**Material shown**.

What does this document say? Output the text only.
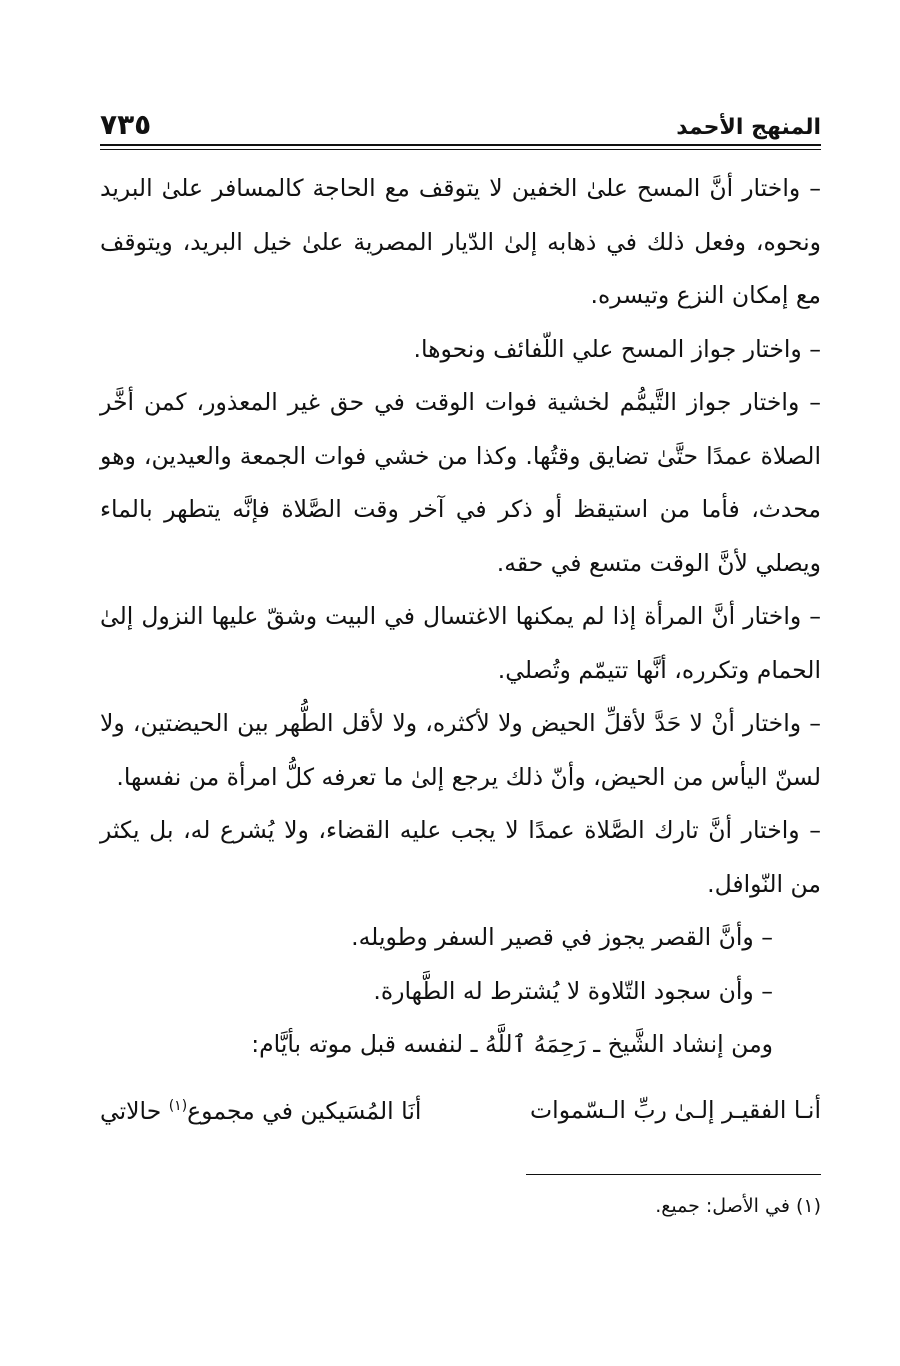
المنهج الأحمد
٧٣٥

– واختار أنَّ المسح علىٰ الخفين لا يتوقف مع الحاجة كالمسافر علىٰ البريد ونحوه، وفعل ذلك في ذهابه إلىٰ الدّيار المصرية علىٰ خيل البريد، ويتوقف مع إمكان النزع وتيسره.

– واختار جواز المسح علي اللّفائف ونحوها.

– واختار جواز التَّيمُّم لخشية فوات الوقت في حق غير المعذور، كمن أخَّر الصلاة عمدًا حتَّىٰ تضايق وقتُها. وكذا من خشي فوات الجمعة والعيدين، وهو محدث، فأما من استيقظ أو ذكر في آخر وقت الصَّلاة فإنَّه يتطهر بالماء ويصلي لأنَّ الوقت متسع في حقه.

– واختار أنَّ المرأة إذا لم يمكنها الاغتسال في البيت وشقّ عليها النزول إلىٰ الحمام وتكرره، أنَّها تتيمّم وتُصلي.

– واختار أنْ لا حَدَّ لأقلِّ الحيض ولا لأكثره، ولا لأقل الطُّهر بين الحيضتين، ولا لسنّ اليأس من الحيض، وأنّ ذلك يرجع إلىٰ ما تعرفه كلُّ امرأة من نفسها.

– واختار أنَّ تارك الصَّلاة عمدًا لا يجب عليه القضاء، ولا يُشرع له، بل يكثر من النّوافل.

– وأنَّ القصر يجوز في قصير السفر وطويله.

– وأن سجود التّلاوة لا يُشترط له الطَّهارة.

ومن إنشاد الشَّيخ ـ رَحِمَهُ ٱللَّهُ ـ لنفسه قبل موته بأيَّام:

أنـا الفقيـر إلـىٰ ربِّ الـسّموات
أنَا المُسَيكين في مجموع$^{(١)}$ حالاتي
(١) في الأصل: جميع.
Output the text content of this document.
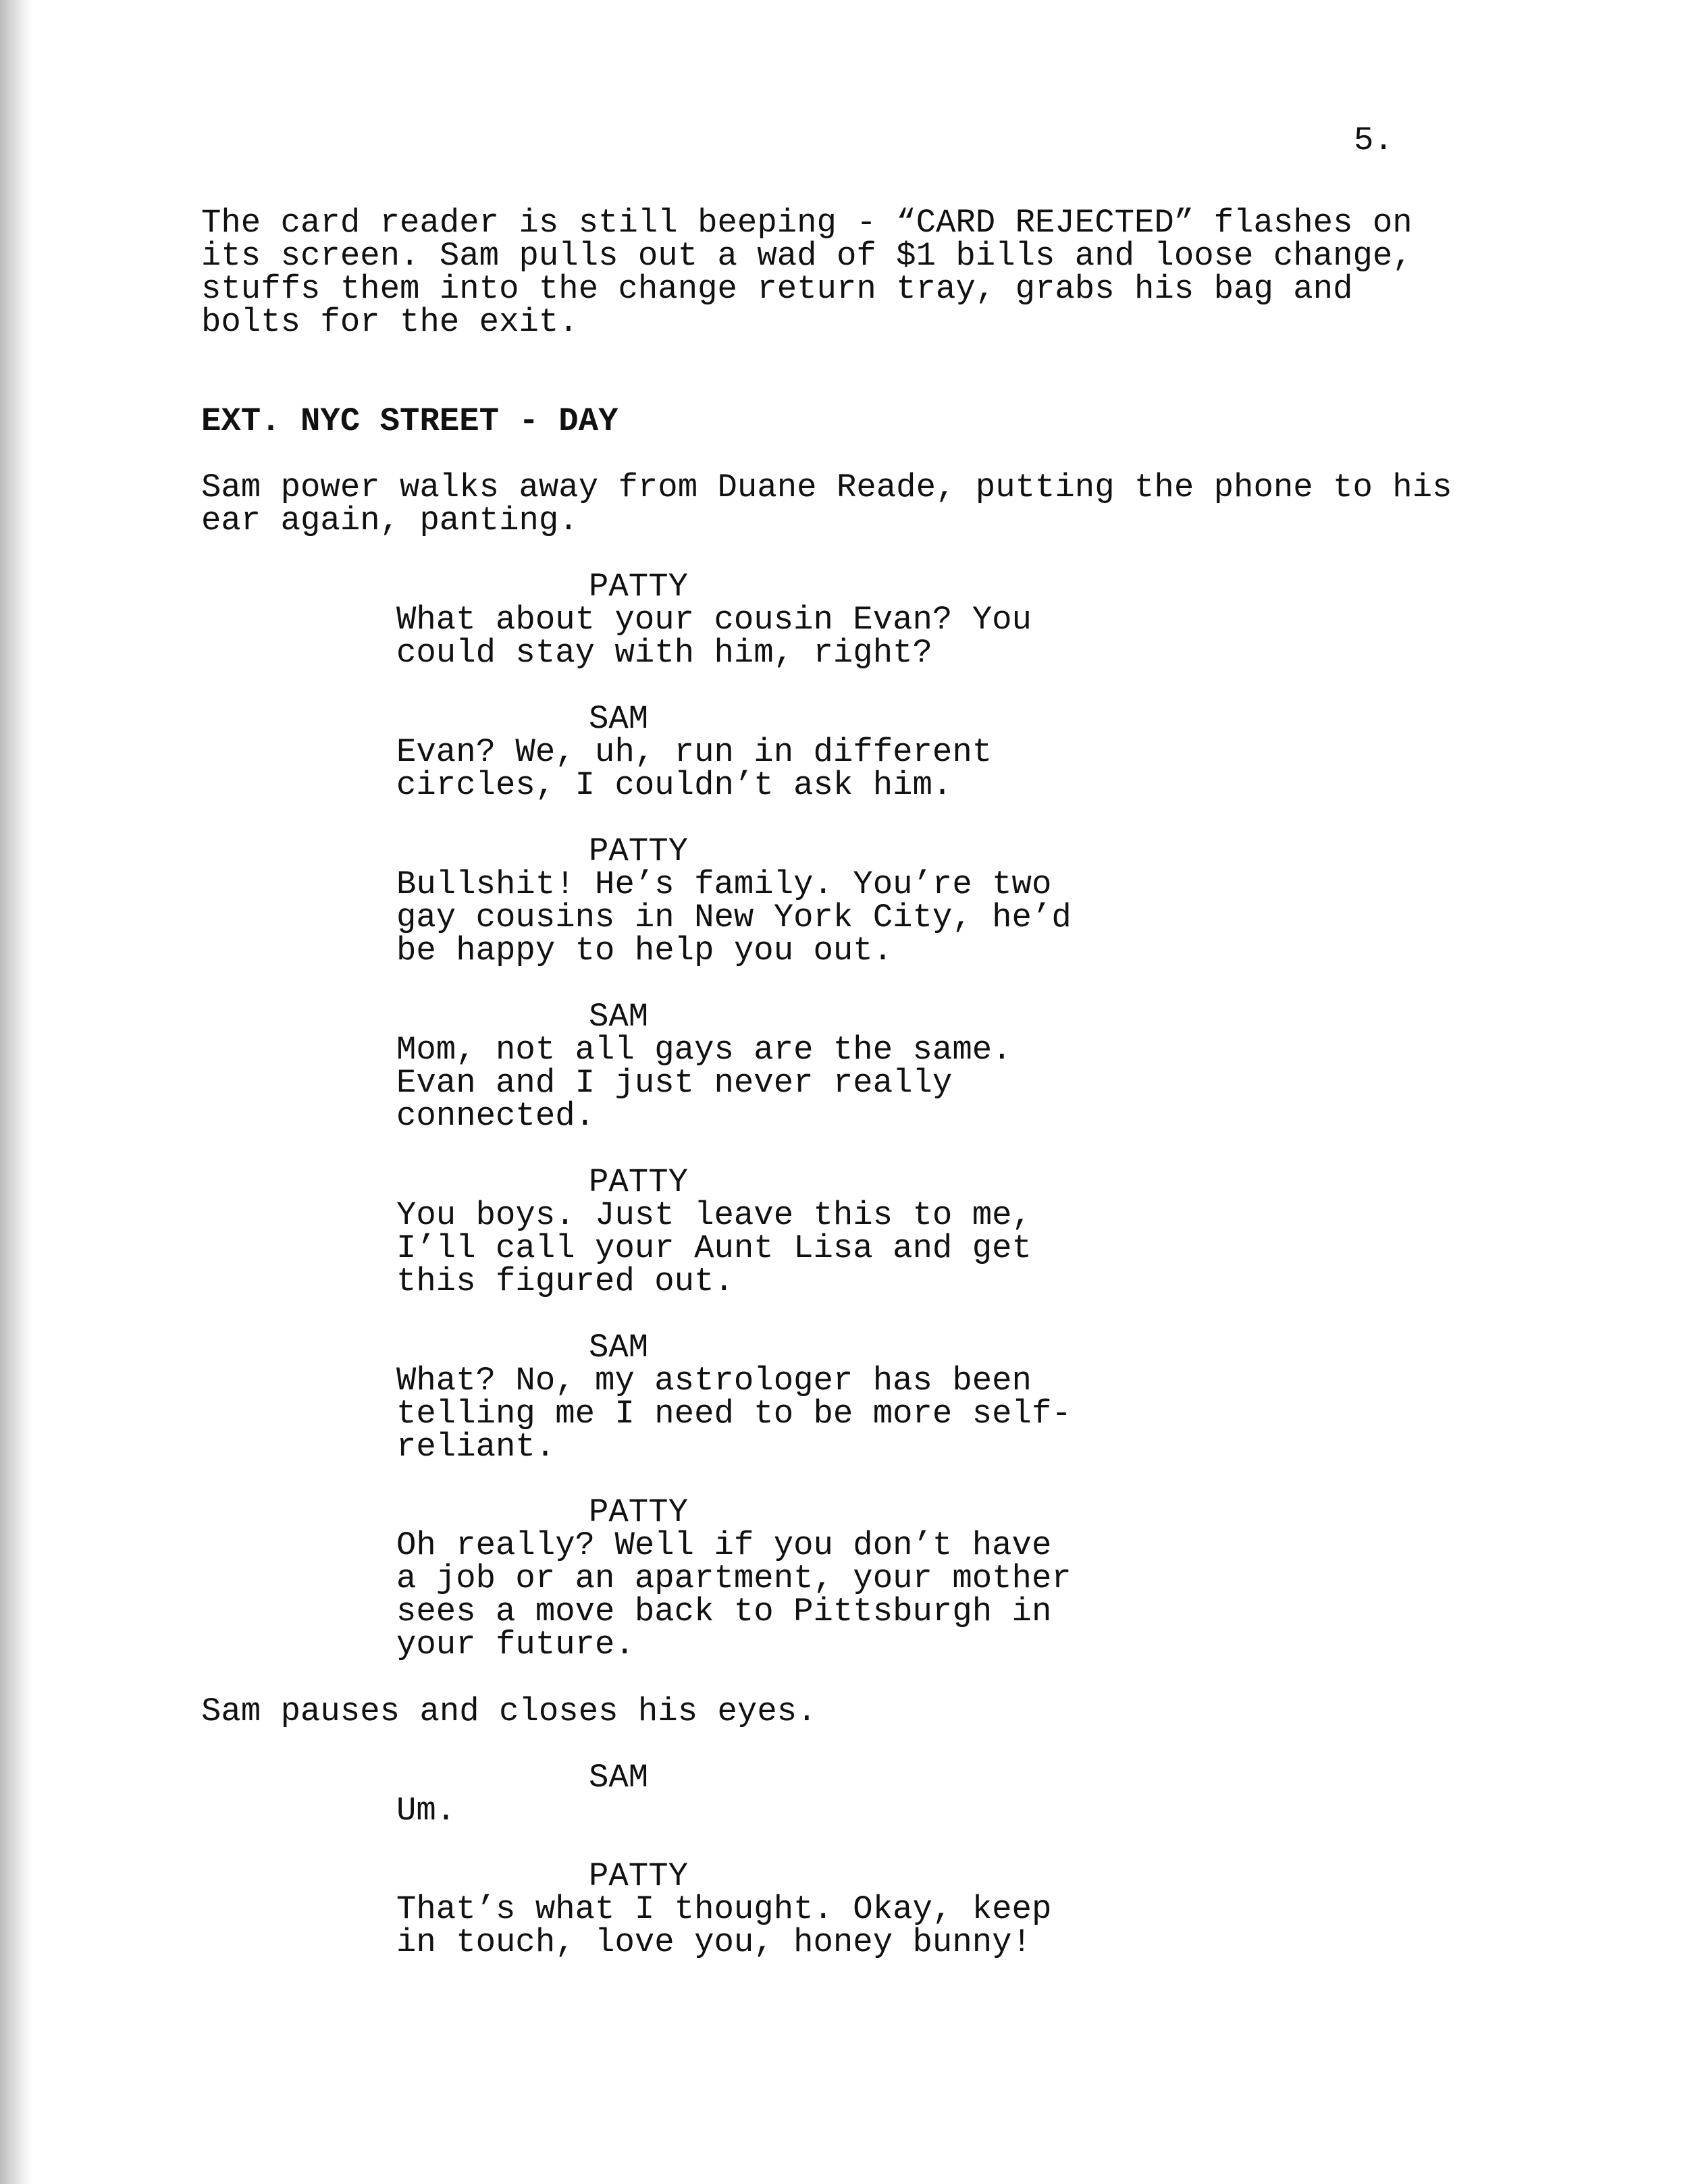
5.
The card reader is still beeping - “CARD REJECTED” flashes on
its screen. Sam pulls out a wad of $1 bills and loose change,
stuffs them into the change return tray, grabs his bag and
bolts for the exit.
EXT. NYC STREET - DAY
Sam power walks away from Duane Reade, putting the phone to his
ear again, panting.
PATTY
What about your cousin Evan? You
could stay with him, right?
SAM
Evan? We, uh, run in different
circles, I couldn’t ask him.
PATTY
Bullshit! He’s family. You’re two
gay cousins in New York City, he’d
be happy to help you out.
SAM
Mom, not all gays are the same.
Evan and I just never really
connected.
PATTY
You boys. Just leave this to me,
I’ll call your Aunt Lisa and get
this figured out.
SAM
What? No, my astrologer has been
telling me I need to be more self-
reliant.
PATTY
Oh really? Well if you don’t have
a job or an apartment, your mother
sees a move back to Pittsburgh in
your future.
Sam pauses and closes his eyes.
SAM
Um.
PATTY
That’s what I thought. Okay, keep
in touch, love you, honey bunny!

**Task directions**. Every entry above is to be set down exactly; the pictures are to be left out.

**Reply to the task**.
What does this document say? Output the text only.
المنهج الأحمد
٧٣٥

– واختار أنَّ المسح علىٰ الخفين لا يتوقف مع الحاجة كالمسافر علىٰ البريد ونحوه، وفعل ذلك في ذهابه إلىٰ الدّيار المصرية علىٰ خيل البريد، ويتوقف مع إمكان النزع وتيسره.

– واختار جواز المسح علي اللّفائف ونحوها.

– واختار جواز التَّيمُّم لخشية فوات الوقت في حق غير المعذور، كمن أخَّر الصلاة عمدًا حتَّىٰ تضايق وقتُها. وكذا من خشي فوات الجمعة والعيدين، وهو محدث، فأما من استيقظ أو ذكر في آخر وقت الصَّلاة فإنَّه يتطهر بالماء ويصلي لأنَّ الوقت متسع في حقه.

– واختار أنَّ المرأة إذا لم يمكنها الاغتسال في البيت وشقّ عليها النزول إلىٰ الحمام وتكرره، أنَّها تتيمّم وتُصلي.

– واختار أنْ لا حَدَّ لأقلِّ الحيض ولا لأكثره، ولا لأقل الطُّهر بين الحيضتين، ولا لسنّ اليأس من الحيض، وأنّ ذلك يرجع إلىٰ ما تعرفه كلُّ امرأة من نفسها.

– واختار أنَّ تارك الصَّلاة عمدًا لا يجب عليه القضاء، ولا يُشرع له، بل يكثر من النّوافل.

– وأنَّ القصر يجوز في قصير السفر وطويله.

– وأن سجود التّلاوة لا يُشترط له الطَّهارة.

ومن إنشاد الشَّيخ ـ رَحِمَهُ ٱللَّهُ ـ لنفسه قبل موته بأيَّام:

أنـا الفقيـر إلـىٰ ربِّ الـسّموات
أنَا المُسَيكين في مجموع$^{(١)}$ حالاتي
(١) في الأصل: جميع.
Output the text content of this document.
5.
The card reader is still beeping - “CARD REJECTED” flashes on
its screen. Sam pulls out a wad of $1 bills and loose change,
stuffs them into the change return tray, grabs his bag and
bolts for the exit.
EXT. NYC STREET - DAY
Sam power walks away from Duane Reade, putting the phone to his
ear again, panting.
PATTY
What about your cousin Evan? You
could stay with him, right?
SAM
Evan? We, uh, run in different
circles, I couldn’t ask him.
PATTY
Bullshit! He’s family. You’re two
gay cousins in New York City, he’d
be happy to help you out.
SAM
Mom, not all gays are the same.
Evan and I just never really
connected.
PATTY
You boys. Just leave this to me,
I’ll call your Aunt Lisa and get
this figured out.
SAM
What? No, my astrologer has been
telling me I need to be more self-
reliant.
PATTY
Oh really? Well if you don’t have
a job or an apartment, your mother
sees a move back to Pittsburgh in
your future.
Sam pauses and closes his eyes.
SAM
Um.
PATTY
That’s what I thought. Okay, keep
in touch, love you, honey bunny!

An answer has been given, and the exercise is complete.